Write the records out again exactly, leaving no images in.

→ Recorded information:
○ ○ ○ ○ ○ ○ ○

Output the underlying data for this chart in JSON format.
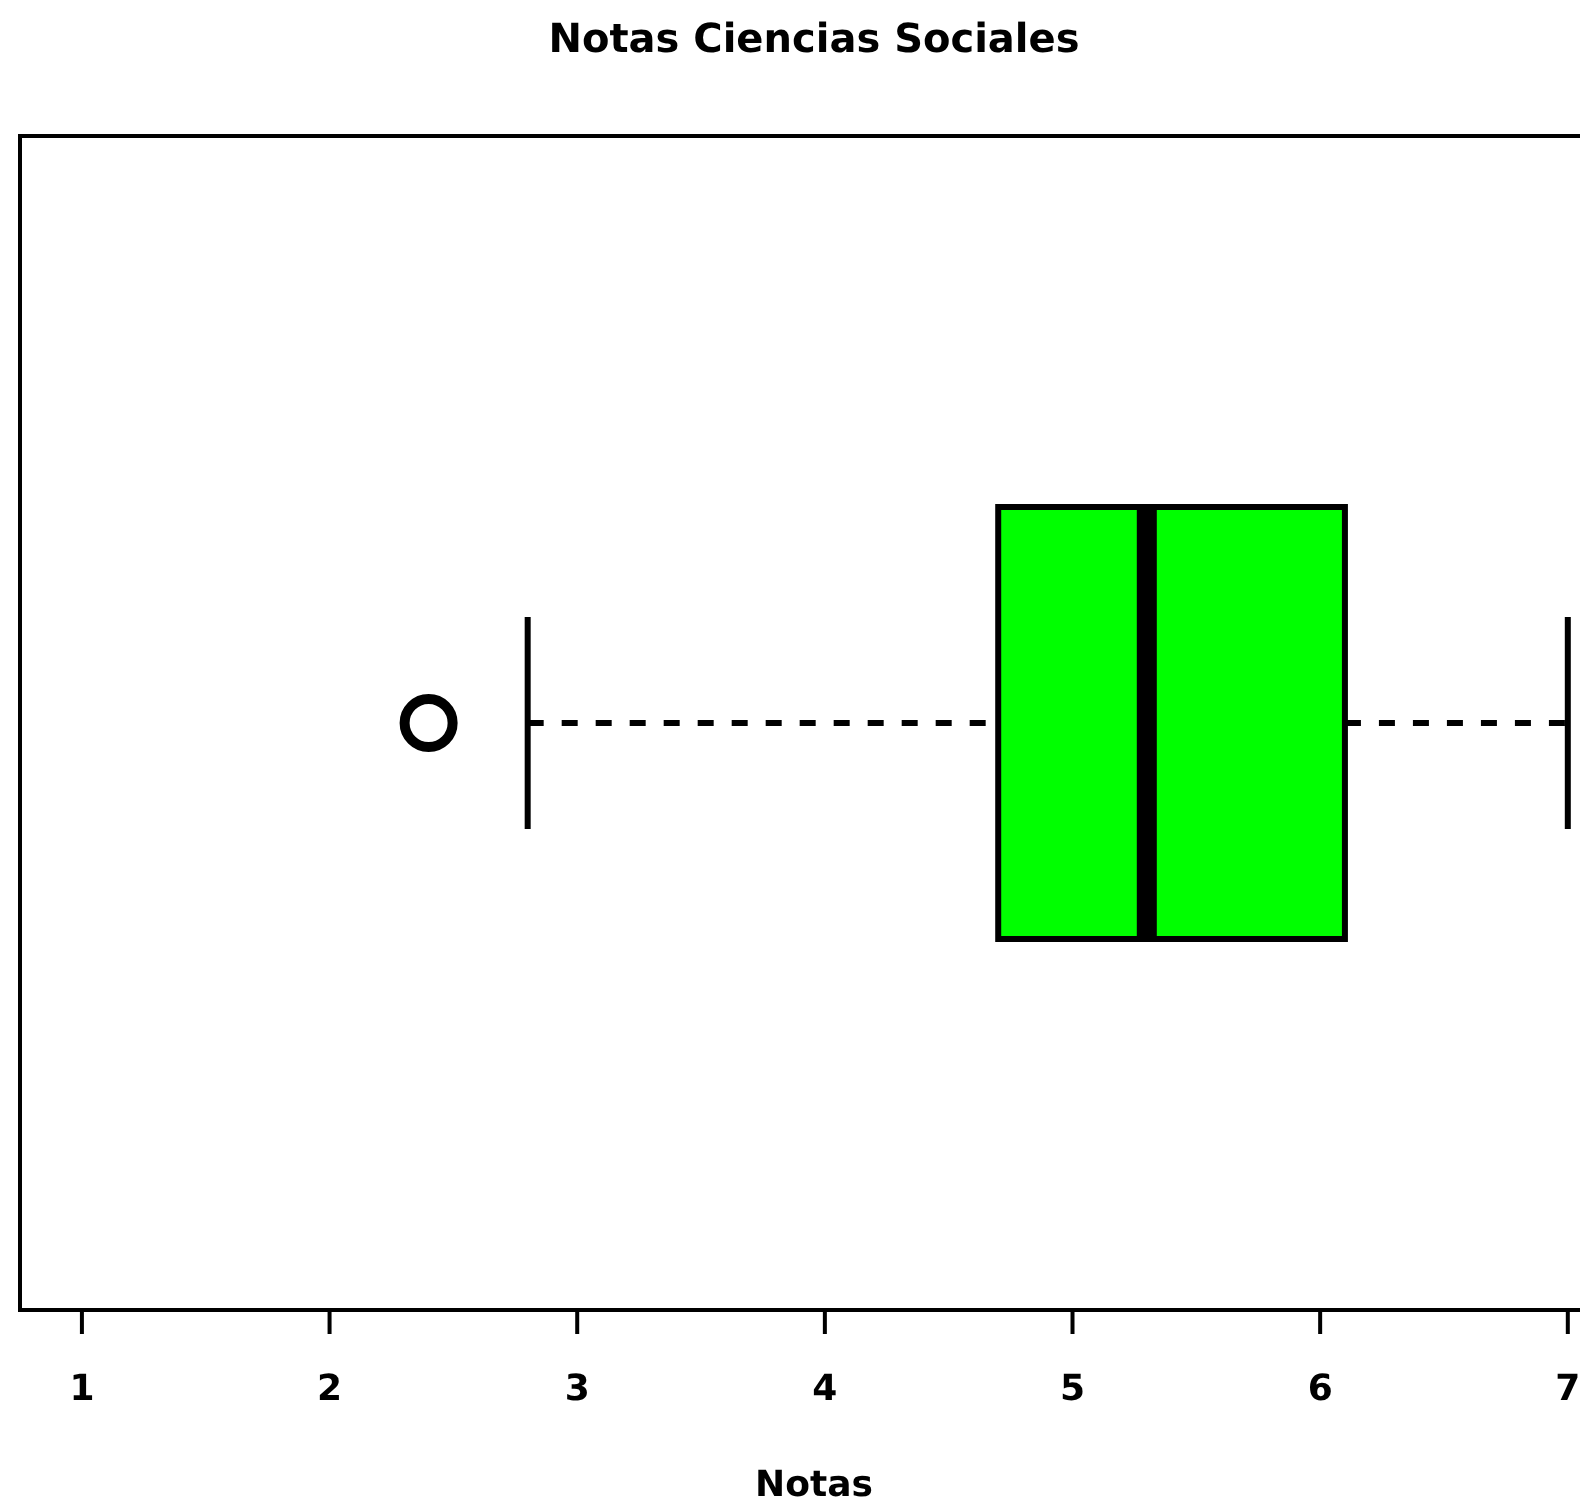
{
  "chart_data": {
    "type": "box",
    "title": "Notas Ciencias Sociales",
    "xlabel": "Notas",
    "orientation": "horizontal",
    "categories": [
      null
    ],
    "color": "#00ff00",
    "boxes": [
      {
        "low": 2.8,
        "q1": 4.7,
        "median": 5.3,
        "q3": 6.1,
        "high": 7.0,
        "outliers": [
          2.4
        ]
      }
    ],
    "xlim": [
      0.75,
      7.13
    ],
    "xticks": [
      1,
      2,
      3,
      4,
      5,
      6,
      7
    ]
  }
}
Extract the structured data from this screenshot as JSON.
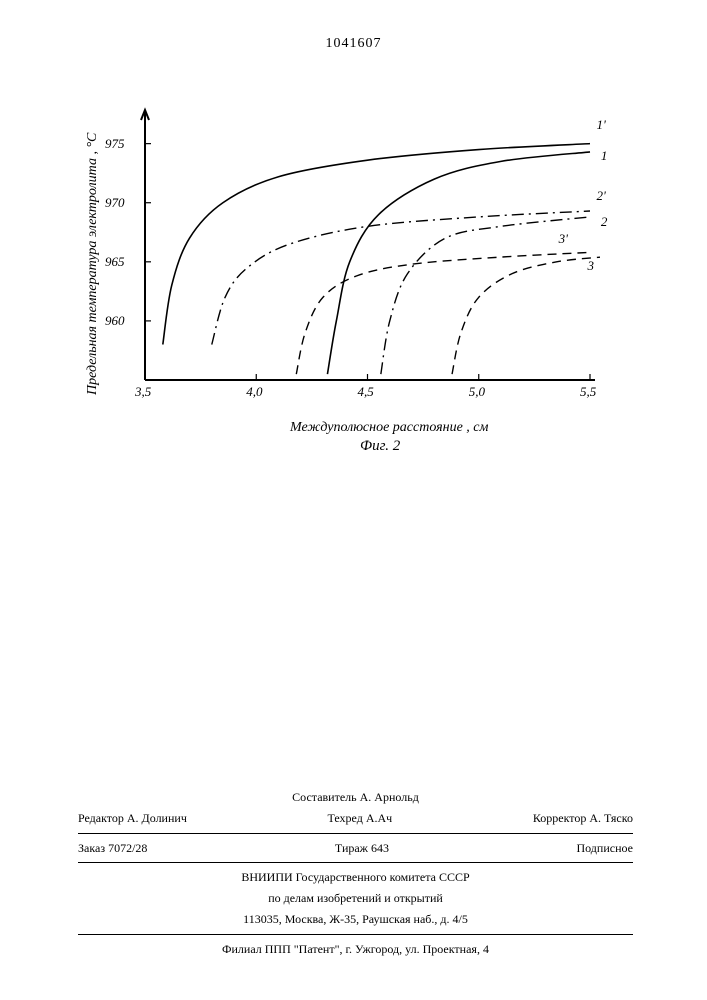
{
  "doc_number": "1041607",
  "chart": {
    "type": "line",
    "xlim": [
      3.5,
      5.5
    ],
    "ylim": [
      955,
      977
    ],
    "xticks": [
      3.5,
      4.0,
      4.5,
      5.0,
      5.5
    ],
    "xtick_labels": [
      "3,5",
      "4,0",
      "4,5",
      "5,0",
      "5,5"
    ],
    "yticks": [
      960,
      965,
      970,
      975
    ],
    "ytick_labels": [
      "960",
      "965",
      "970",
      "975"
    ],
    "xlabel": "Междуполюсное расстояние , см",
    "ylabel": "Предельная температура электролита , °С",
    "caption": "Фиг. 2",
    "background_color": "#ffffff",
    "axis_color": "#000000",
    "axis_width": 2,
    "label_fontsize": 14,
    "tick_fontsize": 13,
    "curves": [
      {
        "name": "1'",
        "style": "solid",
        "color": "#000000",
        "width": 1.6,
        "points": [
          [
            3.58,
            958
          ],
          [
            3.62,
            963
          ],
          [
            3.7,
            967
          ],
          [
            3.85,
            970
          ],
          [
            4.1,
            972.2
          ],
          [
            4.5,
            973.6
          ],
          [
            5.0,
            974.5
          ],
          [
            5.5,
            975
          ]
        ]
      },
      {
        "name": "1",
        "style": "solid",
        "color": "#000000",
        "width": 1.6,
        "points": [
          [
            4.32,
            955.5
          ],
          [
            4.36,
            960
          ],
          [
            4.42,
            965
          ],
          [
            4.55,
            969
          ],
          [
            4.8,
            972
          ],
          [
            5.1,
            973.5
          ],
          [
            5.5,
            974.3
          ]
        ]
      },
      {
        "name": "2'",
        "style": "dashdot",
        "color": "#000000",
        "width": 1.4,
        "points": [
          [
            3.8,
            958
          ],
          [
            3.86,
            962
          ],
          [
            3.96,
            964.5
          ],
          [
            4.15,
            966.5
          ],
          [
            4.5,
            968
          ],
          [
            5.0,
            968.8
          ],
          [
            5.5,
            969.3
          ]
        ]
      },
      {
        "name": "2",
        "style": "dashdot",
        "color": "#000000",
        "width": 1.4,
        "points": [
          [
            4.56,
            955.5
          ],
          [
            4.6,
            960
          ],
          [
            4.68,
            964
          ],
          [
            4.85,
            967
          ],
          [
            5.1,
            968
          ],
          [
            5.5,
            968.8
          ]
        ]
      },
      {
        "name": "3'",
        "style": "dash",
        "color": "#000000",
        "width": 1.4,
        "points": [
          [
            4.18,
            955.5
          ],
          [
            4.22,
            959
          ],
          [
            4.3,
            962
          ],
          [
            4.45,
            963.8
          ],
          [
            4.7,
            964.8
          ],
          [
            5.1,
            965.4
          ],
          [
            5.5,
            965.8
          ]
        ]
      },
      {
        "name": "3",
        "style": "dash",
        "color": "#000000",
        "width": 1.4,
        "points": [
          [
            4.88,
            955.5
          ],
          [
            4.92,
            959
          ],
          [
            5.0,
            962
          ],
          [
            5.15,
            964
          ],
          [
            5.35,
            965
          ],
          [
            5.55,
            965.4
          ]
        ]
      }
    ],
    "curve_label_positions": {
      "1'": [
        5.52,
        976.2
      ],
      "1": [
        5.54,
        973.6
      ],
      "2'": [
        5.52,
        970.2
      ],
      "2": [
        5.54,
        968.0
      ],
      "3'": [
        5.35,
        966.6
      ],
      "3": [
        5.48,
        964.3
      ]
    }
  },
  "footer": {
    "compiler_label": "Составитель",
    "compiler": "А. Арнольд",
    "editor_label": "Редактор",
    "editor": "А. Долинич",
    "tech_label": "Техред",
    "tech": "А.Ач",
    "corrector_label": "Корректор",
    "corrector": "А. Тяско",
    "order_label": "Заказ",
    "order": "7072/28",
    "tirage_label": "Тираж",
    "tirage": "643",
    "subscription": "Подписное",
    "org1": "ВНИИПИ Государственного комитета СССР",
    "org2": "по делам изобретений и открытий",
    "address": "113035, Москва, Ж-35, Раушская наб., д. 4/5",
    "branch": "Филиал ППП \"Патент\", г. Ужгород, ул. Проектная, 4"
  }
}
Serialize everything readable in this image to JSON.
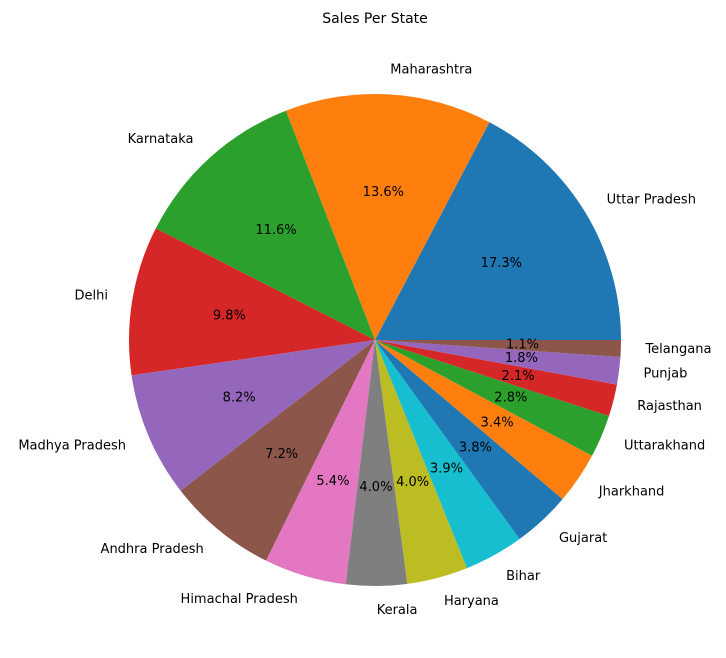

○ ○ ○ ○ ○ ○ ○

→ Result:
Output the underlying data for this chart in JSON format.
{
  "chart_data": {
    "type": "box",
    "title": "Notas Ciencias Sociales",
    "xlabel": "Notas",
    "orientation": "horizontal",
    "categories": [
      null
    ],
    "color": "#00ff00",
    "boxes": [
      {
        "low": 2.8,
        "q1": 4.7,
        "median": 5.3,
        "q3": 6.1,
        "high": 7.0,
        "outliers": [
          2.4
        ]
      }
    ],
    "xlim": [
      0.75,
      7.13
    ],
    "xticks": [
      1,
      2,
      3,
      4,
      5,
      6,
      7
    ]
  }
}
Extract the structured data from this screenshot as JSON.
{
  "doc_number": "1041607",
  "chart": {
    "type": "line",
    "xlim": [
      3.5,
      5.5
    ],
    "ylim": [
      955,
      977
    ],
    "xticks": [
      3.5,
      4.0,
      4.5,
      5.0,
      5.5
    ],
    "xtick_labels": [
      "3,5",
      "4,0",
      "4,5",
      "5,0",
      "5,5"
    ],
    "yticks": [
      960,
      965,
      970,
      975
    ],
    "ytick_labels": [
      "960",
      "965",
      "970",
      "975"
    ],
    "xlabel": "Междуполюсное расстояние , см",
    "ylabel": "Предельная температура электролита , °С",
    "caption": "Фиг. 2",
    "background_color": "#ffffff",
    "axis_color": "#000000",
    "axis_width": 2,
    "label_fontsize": 14,
    "tick_fontsize": 13,
    "curves": [
      {
        "name": "1'",
        "style": "solid",
        "color": "#000000",
        "width": 1.6,
        "points": [
          [
            3.58,
            958
          ],
          [
            3.62,
            963
          ],
          [
            3.7,
            967
          ],
          [
            3.85,
            970
          ],
          [
            4.1,
            972.2
          ],
          [
            4.5,
            973.6
          ],
          [
            5.0,
            974.5
          ],
          [
            5.5,
            975
          ]
        ]
      },
      {
        "name": "1",
        "style": "solid",
        "color": "#000000",
        "width": 1.6,
        "points": [
          [
            4.32,
            955.5
          ],
          [
            4.36,
            960
          ],
          [
            4.42,
            965
          ],
          [
            4.55,
            969
          ],
          [
            4.8,
            972
          ],
          [
            5.1,
            973.5
          ],
          [
            5.5,
            974.3
          ]
        ]
      },
      {
        "name": "2'",
        "style": "dashdot",
        "color": "#000000",
        "width": 1.4,
        "points": [
          [
            3.8,
            958
          ],
          [
            3.86,
            962
          ],
          [
            3.96,
            964.5
          ],
          [
            4.15,
            966.5
          ],
          [
            4.5,
            968
          ],
          [
            5.0,
            968.8
          ],
          [
            5.5,
            969.3
          ]
        ]
      },
      {
        "name": "2",
        "style": "dashdot",
        "color": "#000000",
        "width": 1.4,
        "points": [
          [
            4.56,
            955.5
          ],
          [
            4.6,
            960
          ],
          [
            4.68,
            964
          ],
          [
            4.85,
            967
          ],
          [
            5.1,
            968
          ],
          [
            5.5,
            968.8
          ]
        ]
      },
      {
        "name": "3'",
        "style": "dash",
        "color": "#000000",
        "width": 1.4,
        "points": [
          [
            4.18,
            955.5
          ],
          [
            4.22,
            959
          ],
          [
            4.3,
            962
          ],
          [
            4.45,
            963.8
          ],
          [
            4.7,
            964.8
          ],
          [
            5.1,
            965.4
          ],
          [
            5.5,
            965.8
          ]
        ]
      },
      {
        "name": "3",
        "style": "dash",
        "color": "#000000",
        "width": 1.4,
        "points": [
          [
            4.88,
            955.5
          ],
          [
            4.92,
            959
          ],
          [
            5.0,
            962
          ],
          [
            5.15,
            964
          ],
          [
            5.35,
            965
          ],
          [
            5.55,
            965.4
          ]
        ]
      }
    ],
    "curve_label_positions": {
      "1'": [
        5.52,
        976.2
      ],
      "1": [
        5.54,
        973.6
      ],
      "2'": [
        5.52,
        970.2
      ],
      "2": [
        5.54,
        968.0
      ],
      "3'": [
        5.35,
        966.6
      ],
      "3": [
        5.48,
        964.3
      ]
    }
  },
  "footer": {
    "compiler_label": "Составитель",
    "compiler": "А. Арнольд",
    "editor_label": "Редактор",
    "editor": "А. Долинич",
    "tech_label": "Техред",
    "tech": "А.Ач",
    "corrector_label": "Корректор",
    "corrector": "А. Тяско",
    "order_label": "Заказ",
    "order": "7072/28",
    "tirage_label": "Тираж",
    "tirage": "643",
    "subscription": "Подписное",
    "org1": "ВНИИПИ Государственного комитета СССР",
    "org2": "по делам изобретений и открытий",
    "address": "113035, Москва, Ж-35, Раушская наб., д. 4/5",
    "branch": "Филиал ППП \"Патент\", г. Ужгород, ул. Проектная, 4"
  }
}
Serialize everything readable in this image to JSON.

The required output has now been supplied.